____ Material supplied

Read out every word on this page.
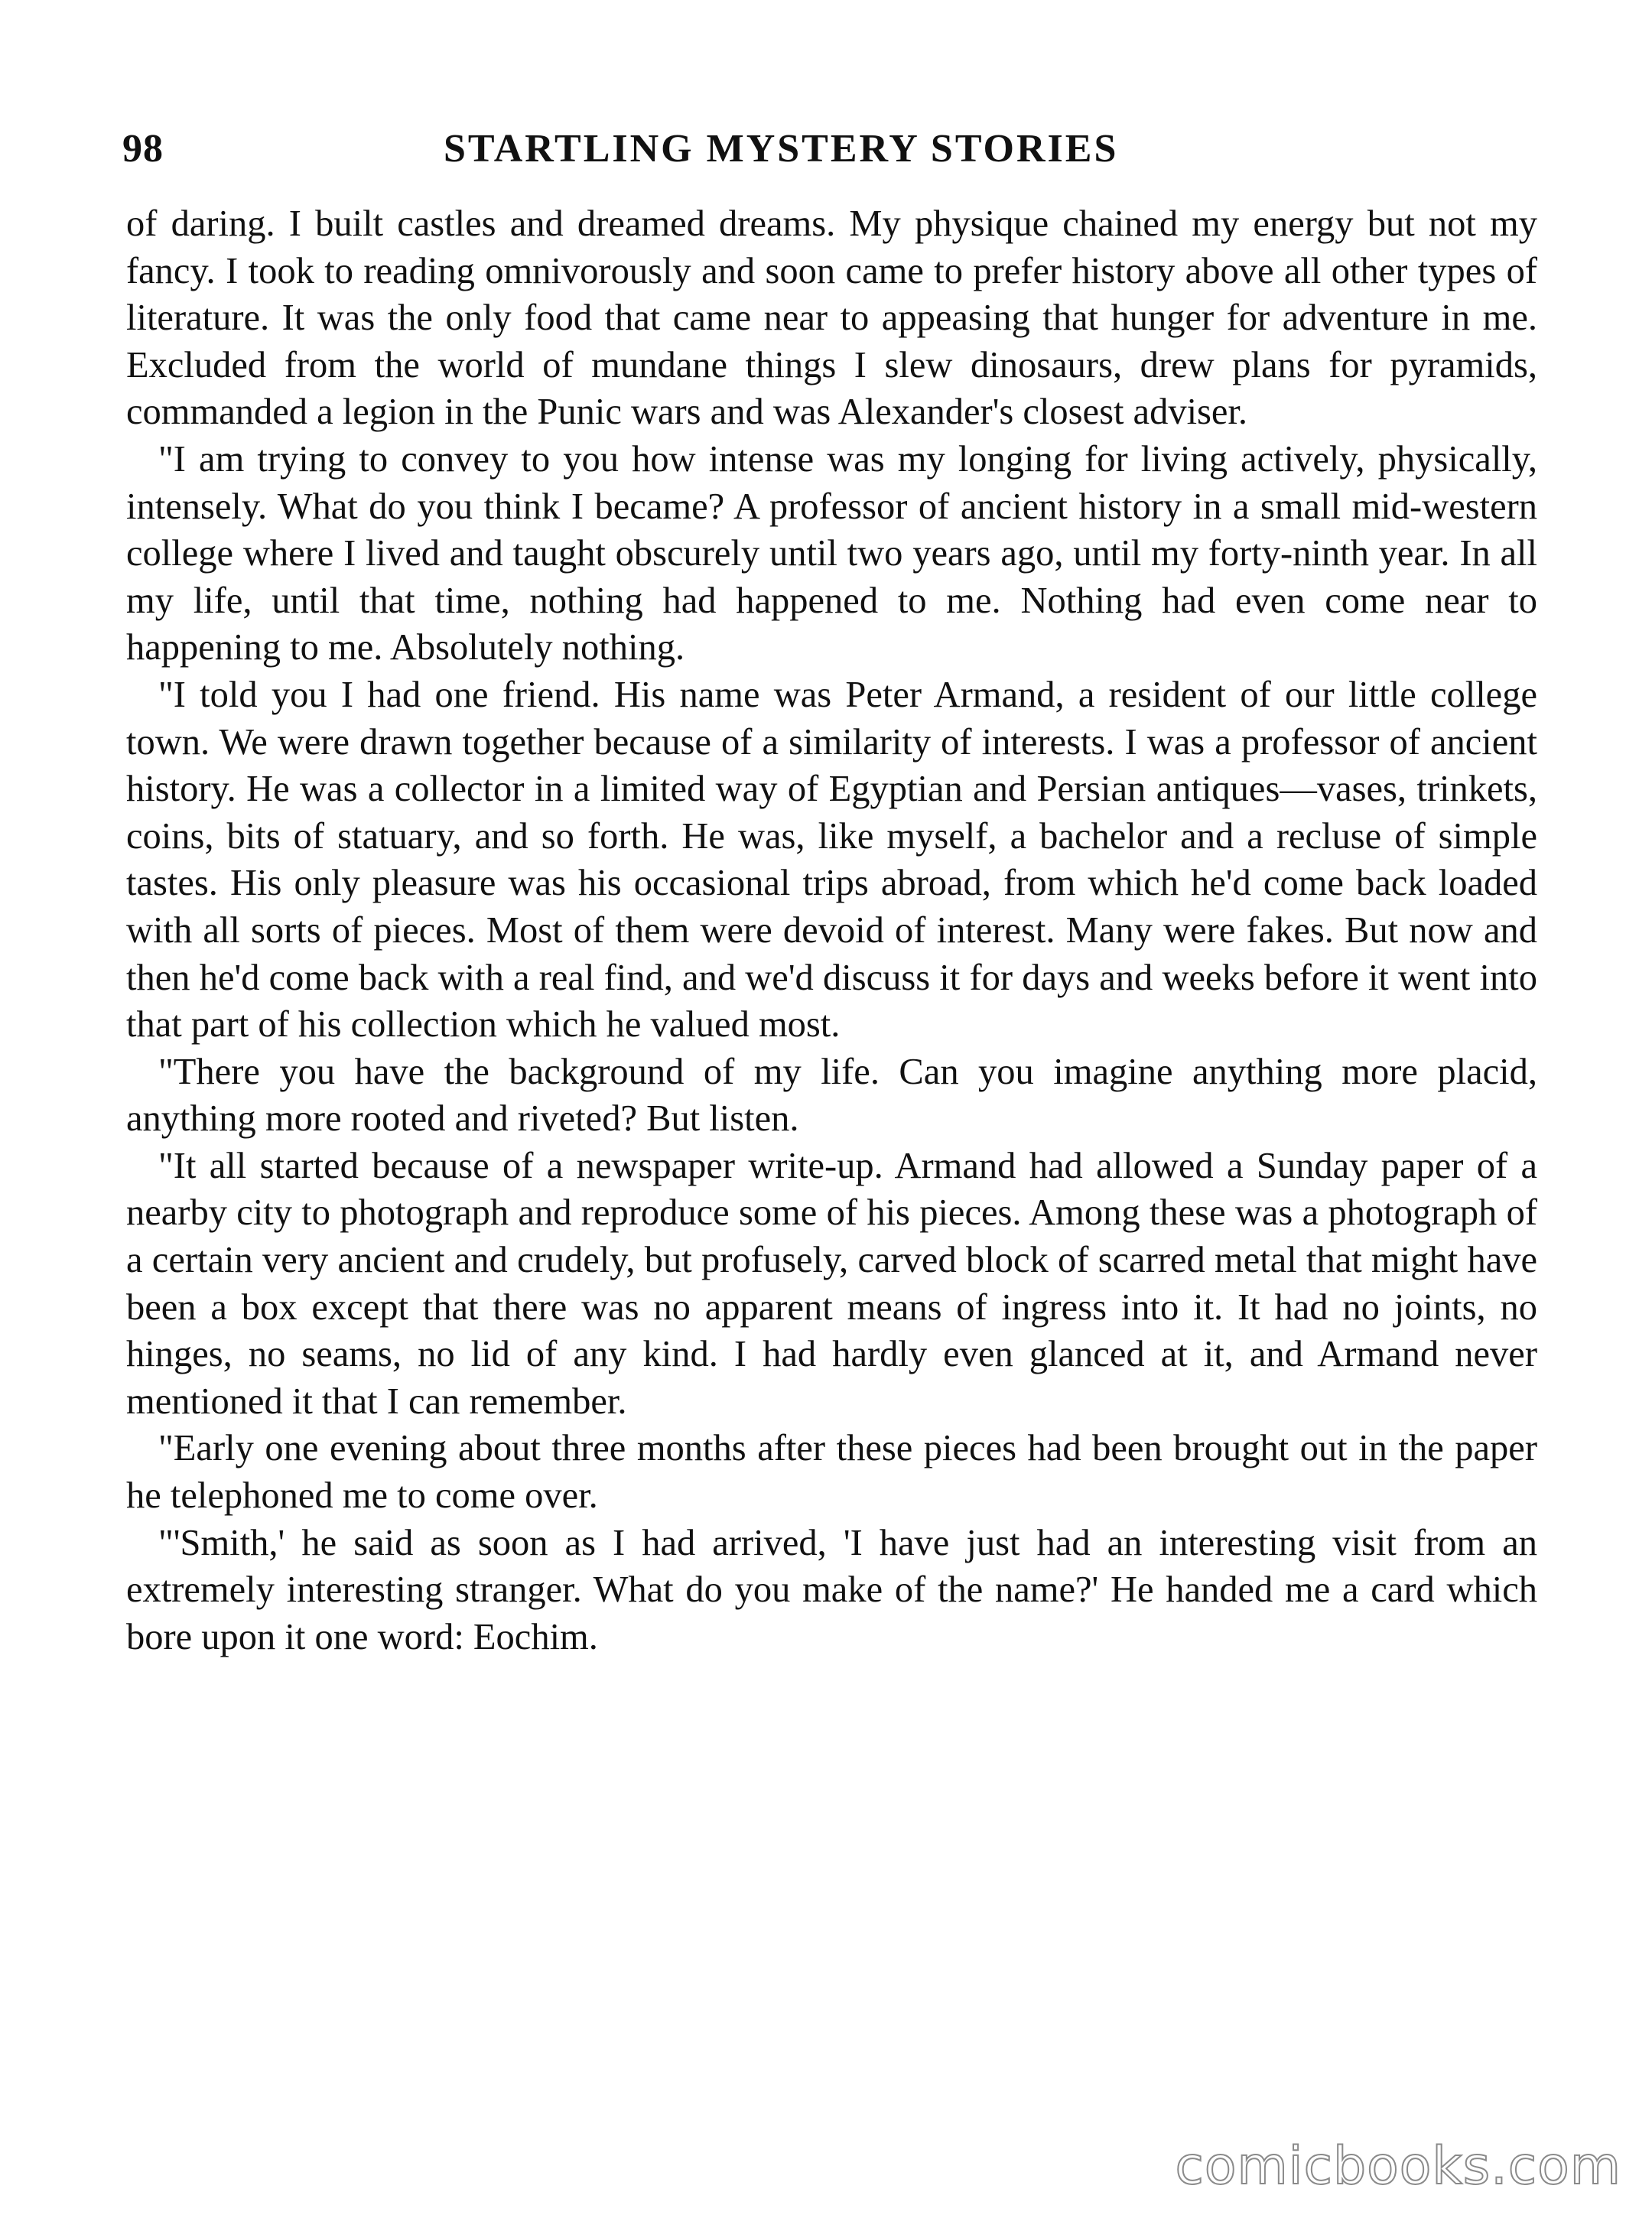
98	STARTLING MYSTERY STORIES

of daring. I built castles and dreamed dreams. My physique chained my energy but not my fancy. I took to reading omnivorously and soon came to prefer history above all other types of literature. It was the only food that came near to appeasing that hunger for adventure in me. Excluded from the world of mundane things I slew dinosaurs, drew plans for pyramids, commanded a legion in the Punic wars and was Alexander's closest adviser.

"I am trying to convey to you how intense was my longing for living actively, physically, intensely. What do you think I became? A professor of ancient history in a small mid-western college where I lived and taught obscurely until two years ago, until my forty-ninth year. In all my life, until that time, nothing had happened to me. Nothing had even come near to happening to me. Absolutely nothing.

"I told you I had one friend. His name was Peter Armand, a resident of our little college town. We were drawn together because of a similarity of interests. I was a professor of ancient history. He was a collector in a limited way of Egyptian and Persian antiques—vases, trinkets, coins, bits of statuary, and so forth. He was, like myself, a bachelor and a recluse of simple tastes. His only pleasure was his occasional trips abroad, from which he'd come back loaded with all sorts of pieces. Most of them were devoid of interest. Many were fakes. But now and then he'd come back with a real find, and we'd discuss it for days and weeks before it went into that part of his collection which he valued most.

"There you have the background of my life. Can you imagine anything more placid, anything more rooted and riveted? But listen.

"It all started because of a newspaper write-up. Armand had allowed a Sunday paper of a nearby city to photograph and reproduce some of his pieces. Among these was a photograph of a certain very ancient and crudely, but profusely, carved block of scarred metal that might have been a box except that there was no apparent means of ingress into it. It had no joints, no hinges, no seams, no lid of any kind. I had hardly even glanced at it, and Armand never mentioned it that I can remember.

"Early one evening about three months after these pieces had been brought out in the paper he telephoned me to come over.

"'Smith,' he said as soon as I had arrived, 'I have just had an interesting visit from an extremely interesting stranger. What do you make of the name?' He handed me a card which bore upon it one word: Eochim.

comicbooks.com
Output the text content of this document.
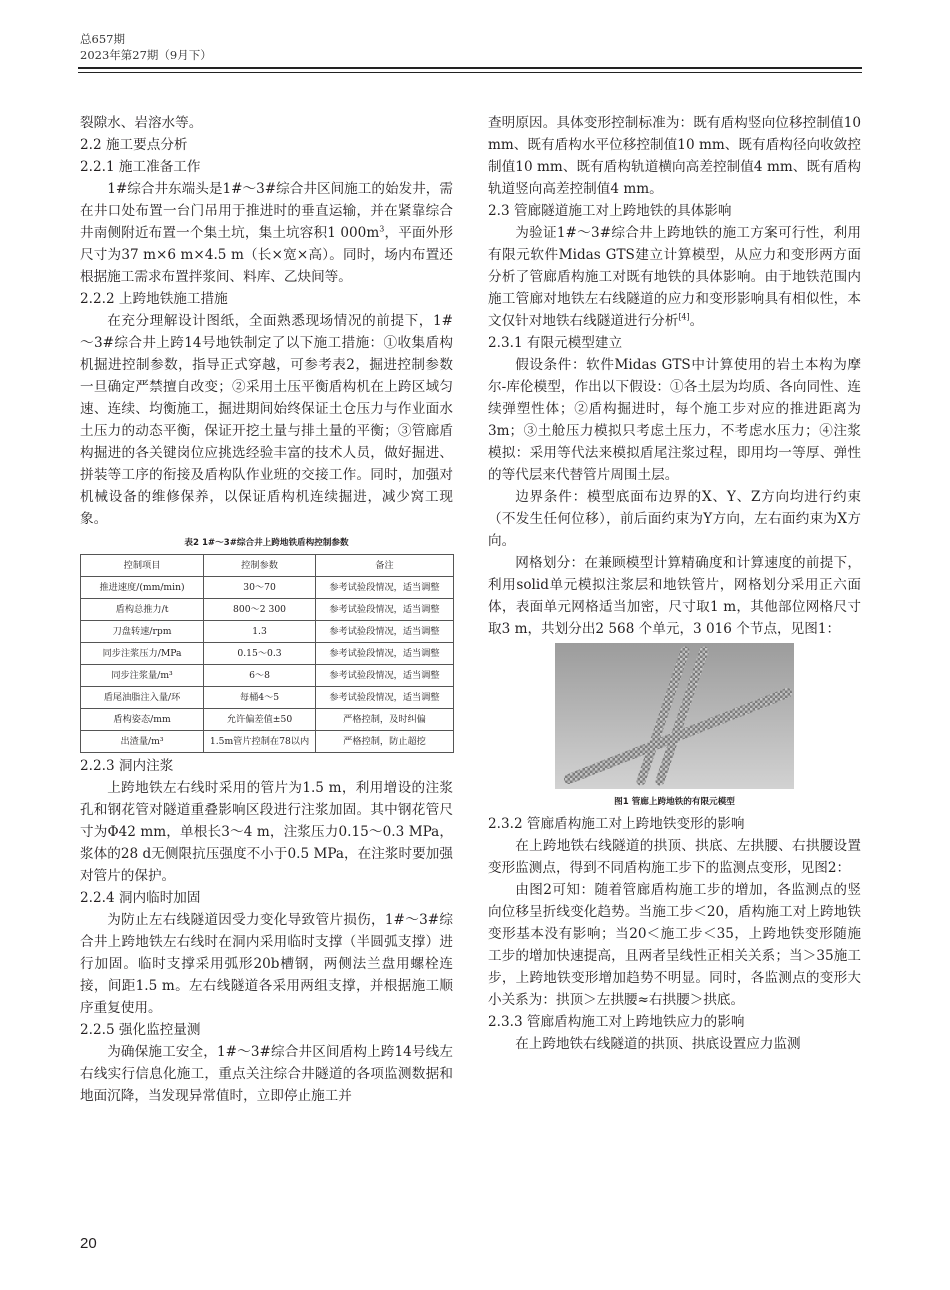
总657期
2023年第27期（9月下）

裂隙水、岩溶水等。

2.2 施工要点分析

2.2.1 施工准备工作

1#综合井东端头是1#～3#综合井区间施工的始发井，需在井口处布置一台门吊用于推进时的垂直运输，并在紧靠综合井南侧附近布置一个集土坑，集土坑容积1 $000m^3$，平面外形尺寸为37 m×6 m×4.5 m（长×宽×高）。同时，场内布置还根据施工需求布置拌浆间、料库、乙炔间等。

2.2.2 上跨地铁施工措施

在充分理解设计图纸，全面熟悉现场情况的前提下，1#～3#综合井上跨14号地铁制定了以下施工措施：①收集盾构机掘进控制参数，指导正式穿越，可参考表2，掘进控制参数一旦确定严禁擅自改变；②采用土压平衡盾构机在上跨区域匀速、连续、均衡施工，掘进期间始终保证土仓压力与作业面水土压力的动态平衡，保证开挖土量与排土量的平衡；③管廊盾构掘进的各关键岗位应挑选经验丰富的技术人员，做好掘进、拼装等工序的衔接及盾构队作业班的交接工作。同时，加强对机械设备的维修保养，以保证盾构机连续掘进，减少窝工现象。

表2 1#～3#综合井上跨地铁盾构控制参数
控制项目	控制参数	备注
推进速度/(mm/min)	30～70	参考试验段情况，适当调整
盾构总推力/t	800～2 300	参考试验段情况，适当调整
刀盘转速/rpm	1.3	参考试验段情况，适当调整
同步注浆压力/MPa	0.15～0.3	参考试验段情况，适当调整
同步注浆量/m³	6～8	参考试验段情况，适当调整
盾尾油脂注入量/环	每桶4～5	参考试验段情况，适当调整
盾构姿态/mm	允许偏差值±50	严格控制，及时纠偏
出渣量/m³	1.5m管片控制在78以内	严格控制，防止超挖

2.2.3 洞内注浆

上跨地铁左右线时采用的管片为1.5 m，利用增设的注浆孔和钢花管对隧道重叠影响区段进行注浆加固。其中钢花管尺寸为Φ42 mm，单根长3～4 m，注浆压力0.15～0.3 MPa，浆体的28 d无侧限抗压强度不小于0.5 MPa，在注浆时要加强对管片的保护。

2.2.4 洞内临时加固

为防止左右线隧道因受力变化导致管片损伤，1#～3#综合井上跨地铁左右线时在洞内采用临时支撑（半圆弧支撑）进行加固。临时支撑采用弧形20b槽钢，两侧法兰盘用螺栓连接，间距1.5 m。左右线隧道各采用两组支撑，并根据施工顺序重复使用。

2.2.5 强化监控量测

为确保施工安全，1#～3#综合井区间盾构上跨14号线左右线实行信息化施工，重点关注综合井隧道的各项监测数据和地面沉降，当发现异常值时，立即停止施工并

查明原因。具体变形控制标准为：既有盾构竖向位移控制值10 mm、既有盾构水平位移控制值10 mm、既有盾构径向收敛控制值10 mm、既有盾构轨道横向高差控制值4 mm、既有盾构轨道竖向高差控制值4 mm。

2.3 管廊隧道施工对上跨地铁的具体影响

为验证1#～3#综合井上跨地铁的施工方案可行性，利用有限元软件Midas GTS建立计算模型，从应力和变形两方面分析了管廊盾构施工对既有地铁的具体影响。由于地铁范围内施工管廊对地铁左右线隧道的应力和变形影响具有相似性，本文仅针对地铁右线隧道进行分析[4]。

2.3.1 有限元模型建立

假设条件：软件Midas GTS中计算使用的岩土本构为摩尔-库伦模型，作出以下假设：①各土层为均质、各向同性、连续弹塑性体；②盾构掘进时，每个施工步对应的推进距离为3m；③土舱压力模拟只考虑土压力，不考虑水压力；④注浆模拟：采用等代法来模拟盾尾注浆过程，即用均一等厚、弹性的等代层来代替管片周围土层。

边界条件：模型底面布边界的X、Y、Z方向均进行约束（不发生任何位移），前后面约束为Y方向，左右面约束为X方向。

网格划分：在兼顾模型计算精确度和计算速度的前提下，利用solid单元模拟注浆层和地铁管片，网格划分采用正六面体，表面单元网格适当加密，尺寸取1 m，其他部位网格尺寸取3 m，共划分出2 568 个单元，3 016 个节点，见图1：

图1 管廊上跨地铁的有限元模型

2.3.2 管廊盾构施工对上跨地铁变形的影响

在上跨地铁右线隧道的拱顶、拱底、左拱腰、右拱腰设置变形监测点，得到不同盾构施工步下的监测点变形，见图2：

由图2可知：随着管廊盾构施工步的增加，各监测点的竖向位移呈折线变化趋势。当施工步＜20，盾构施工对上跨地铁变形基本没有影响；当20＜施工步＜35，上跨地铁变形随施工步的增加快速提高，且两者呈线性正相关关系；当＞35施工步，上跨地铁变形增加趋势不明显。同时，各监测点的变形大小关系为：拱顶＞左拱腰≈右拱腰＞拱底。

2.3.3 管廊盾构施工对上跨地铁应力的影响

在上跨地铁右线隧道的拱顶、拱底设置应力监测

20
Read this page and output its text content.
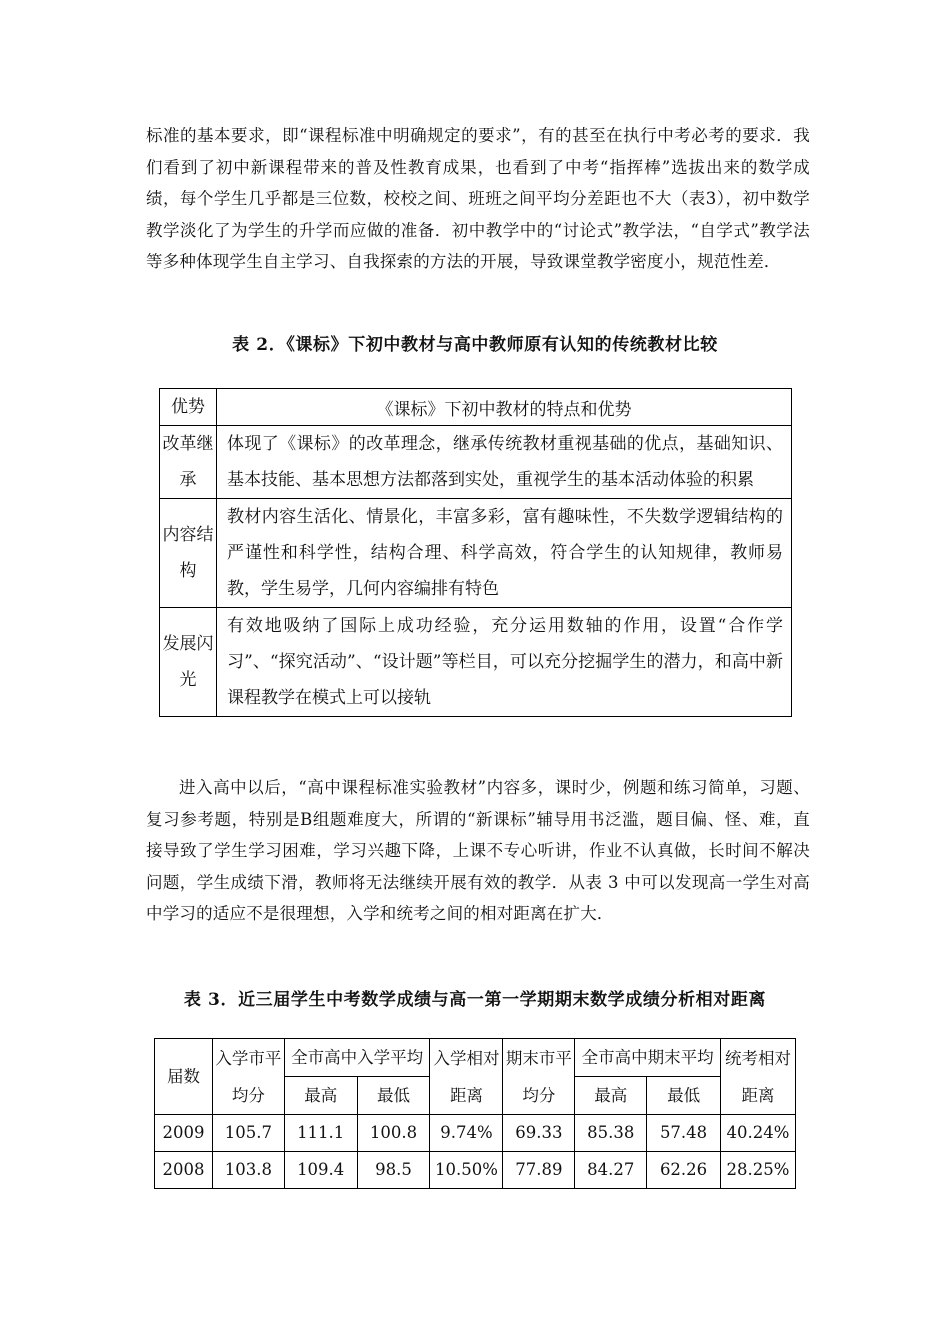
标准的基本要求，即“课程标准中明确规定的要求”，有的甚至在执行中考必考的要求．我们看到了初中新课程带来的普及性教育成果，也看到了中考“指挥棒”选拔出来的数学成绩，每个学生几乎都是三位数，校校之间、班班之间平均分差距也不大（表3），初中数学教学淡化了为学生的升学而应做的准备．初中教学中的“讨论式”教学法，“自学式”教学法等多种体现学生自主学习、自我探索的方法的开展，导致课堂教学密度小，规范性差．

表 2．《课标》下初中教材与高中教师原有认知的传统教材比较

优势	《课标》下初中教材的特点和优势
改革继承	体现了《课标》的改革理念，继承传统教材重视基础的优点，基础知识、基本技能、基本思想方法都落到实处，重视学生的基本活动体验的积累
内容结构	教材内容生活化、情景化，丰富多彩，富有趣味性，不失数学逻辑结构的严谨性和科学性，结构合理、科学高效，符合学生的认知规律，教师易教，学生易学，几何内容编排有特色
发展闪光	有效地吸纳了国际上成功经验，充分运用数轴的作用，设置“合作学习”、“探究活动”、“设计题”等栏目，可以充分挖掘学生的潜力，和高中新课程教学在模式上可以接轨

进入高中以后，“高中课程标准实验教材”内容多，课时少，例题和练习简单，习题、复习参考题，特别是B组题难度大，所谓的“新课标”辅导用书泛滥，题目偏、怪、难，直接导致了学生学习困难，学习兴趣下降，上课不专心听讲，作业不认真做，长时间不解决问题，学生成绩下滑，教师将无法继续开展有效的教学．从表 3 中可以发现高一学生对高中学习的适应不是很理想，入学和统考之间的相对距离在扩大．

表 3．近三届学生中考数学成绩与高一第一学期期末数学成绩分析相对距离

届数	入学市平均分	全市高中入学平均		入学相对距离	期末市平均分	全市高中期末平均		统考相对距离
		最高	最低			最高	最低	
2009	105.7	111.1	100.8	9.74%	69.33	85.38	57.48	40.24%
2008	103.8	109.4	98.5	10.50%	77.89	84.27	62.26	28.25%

________

**Problem statement**
Only the lines from the line bearing "Read this page and output its text content." to the end of the listing above, both inclusive, should be extracted verbatim; the pictures are excluded.

**Solution to the exercise**
Read this page and output its text content.
标准的基本要求，即“课程标准中明确规定的要求”，有的甚至在执行中考必考的要求．我们看到了初中新课程带来的普及性教育成果，也看到了中考“指挥棒”选拔出来的数学成绩，每个学生几乎都是三位数，校校之间、班班之间平均分差距也不大（表3），初中数学教学淡化了为学生的升学而应做的准备．初中教学中的“讨论式”教学法，“自学式”教学法等多种体现学生自主学习、自我探索的方法的开展，导致课堂教学密度小，规范性差．

表 2．《课标》下初中教材与高中教师原有认知的传统教材比较

优势	《课标》下初中教材的特点和优势
改革继承	体现了《课标》的改革理念，继承传统教材重视基础的优点，基础知识、基本技能、基本思想方法都落到实处，重视学生的基本活动体验的积累
内容结构	教材内容生活化、情景化，丰富多彩，富有趣味性，不失数学逻辑结构的严谨性和科学性，结构合理、科学高效，符合学生的认知规律，教师易教，学生易学，几何内容编排有特色
发展闪光	有效地吸纳了国际上成功经验，充分运用数轴的作用，设置“合作学习”、“探究活动”、“设计题”等栏目，可以充分挖掘学生的潜力，和高中新课程教学在模式上可以接轨

进入高中以后，“高中课程标准实验教材”内容多，课时少，例题和练习简单，习题、复习参考题，特别是B组题难度大，所谓的“新课标”辅导用书泛滥，题目偏、怪、难，直接导致了学生学习困难，学习兴趣下降，上课不专心听讲，作业不认真做，长时间不解决问题，学生成绩下滑，教师将无法继续开展有效的教学．从表 3 中可以发现高一学生对高中学习的适应不是很理想，入学和统考之间的相对距离在扩大．

表 3．近三届学生中考数学成绩与高一第一学期期末数学成绩分析相对距离

届数	入学市平均分	全市高中入学平均		入学相对距离	期末市平均分	全市高中期末平均		统考相对距离
		最高	最低			最高	最低	
2009	105.7	111.1	100.8	9.74%	69.33	85.38	57.48	40.24%
2008	103.8	109.4	98.5	10.50%	77.89	84.27	62.26	28.25%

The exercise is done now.